[Chart and figure data]
---

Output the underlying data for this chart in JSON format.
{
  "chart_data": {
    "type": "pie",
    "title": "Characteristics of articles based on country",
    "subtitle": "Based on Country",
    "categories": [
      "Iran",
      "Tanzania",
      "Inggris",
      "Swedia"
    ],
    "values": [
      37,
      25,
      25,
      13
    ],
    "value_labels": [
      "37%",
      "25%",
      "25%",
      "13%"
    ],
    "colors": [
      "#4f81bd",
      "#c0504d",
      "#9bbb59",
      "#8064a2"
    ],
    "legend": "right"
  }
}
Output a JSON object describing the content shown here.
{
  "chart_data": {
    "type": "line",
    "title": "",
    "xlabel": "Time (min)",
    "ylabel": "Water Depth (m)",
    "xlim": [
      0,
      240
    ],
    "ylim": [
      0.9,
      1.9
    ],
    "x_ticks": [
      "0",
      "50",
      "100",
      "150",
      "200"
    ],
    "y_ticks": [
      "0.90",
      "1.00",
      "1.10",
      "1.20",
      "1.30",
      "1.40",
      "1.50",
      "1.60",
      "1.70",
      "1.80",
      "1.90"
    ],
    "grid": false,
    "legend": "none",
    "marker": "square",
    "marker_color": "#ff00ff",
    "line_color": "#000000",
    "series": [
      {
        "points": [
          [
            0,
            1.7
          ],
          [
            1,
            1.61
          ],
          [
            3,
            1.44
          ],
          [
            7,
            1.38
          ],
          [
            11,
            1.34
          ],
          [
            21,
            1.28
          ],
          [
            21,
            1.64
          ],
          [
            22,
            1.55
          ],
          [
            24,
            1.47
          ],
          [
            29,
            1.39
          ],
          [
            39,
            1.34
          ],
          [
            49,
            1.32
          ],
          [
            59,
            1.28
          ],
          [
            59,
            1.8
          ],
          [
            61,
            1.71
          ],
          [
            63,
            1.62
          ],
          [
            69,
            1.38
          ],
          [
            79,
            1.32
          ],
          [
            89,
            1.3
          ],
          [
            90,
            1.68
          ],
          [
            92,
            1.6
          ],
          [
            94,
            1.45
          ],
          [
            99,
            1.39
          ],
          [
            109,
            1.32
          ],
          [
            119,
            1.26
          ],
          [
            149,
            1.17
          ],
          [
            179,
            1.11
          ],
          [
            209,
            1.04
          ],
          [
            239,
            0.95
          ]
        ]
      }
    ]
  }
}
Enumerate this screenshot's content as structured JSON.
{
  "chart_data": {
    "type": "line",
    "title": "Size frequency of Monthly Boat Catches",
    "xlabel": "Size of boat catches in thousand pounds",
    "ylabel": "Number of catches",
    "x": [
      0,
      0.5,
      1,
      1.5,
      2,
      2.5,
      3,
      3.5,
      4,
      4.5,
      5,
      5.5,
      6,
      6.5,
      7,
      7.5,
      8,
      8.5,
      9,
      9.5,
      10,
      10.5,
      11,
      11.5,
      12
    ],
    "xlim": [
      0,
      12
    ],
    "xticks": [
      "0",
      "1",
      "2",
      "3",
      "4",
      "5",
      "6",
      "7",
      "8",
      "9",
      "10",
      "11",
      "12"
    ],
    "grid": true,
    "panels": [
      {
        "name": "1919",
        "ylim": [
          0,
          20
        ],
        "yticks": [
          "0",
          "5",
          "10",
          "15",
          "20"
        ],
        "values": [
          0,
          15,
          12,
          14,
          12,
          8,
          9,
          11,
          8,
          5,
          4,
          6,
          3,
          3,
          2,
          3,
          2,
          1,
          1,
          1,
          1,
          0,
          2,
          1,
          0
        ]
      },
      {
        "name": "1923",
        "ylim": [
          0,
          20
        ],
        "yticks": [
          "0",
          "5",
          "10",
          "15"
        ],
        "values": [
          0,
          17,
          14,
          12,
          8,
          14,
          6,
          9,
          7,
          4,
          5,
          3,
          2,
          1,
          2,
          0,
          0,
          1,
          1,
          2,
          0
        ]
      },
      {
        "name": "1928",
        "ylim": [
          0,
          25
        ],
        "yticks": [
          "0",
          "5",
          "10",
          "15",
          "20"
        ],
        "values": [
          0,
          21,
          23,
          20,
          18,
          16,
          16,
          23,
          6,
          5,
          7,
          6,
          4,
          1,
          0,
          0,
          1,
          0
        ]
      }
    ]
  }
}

---

Copy each line containing the word "this" from the data.

Output the underlying data for this chart in JSON format.
Enumerate this screenshot's content as structured JSON.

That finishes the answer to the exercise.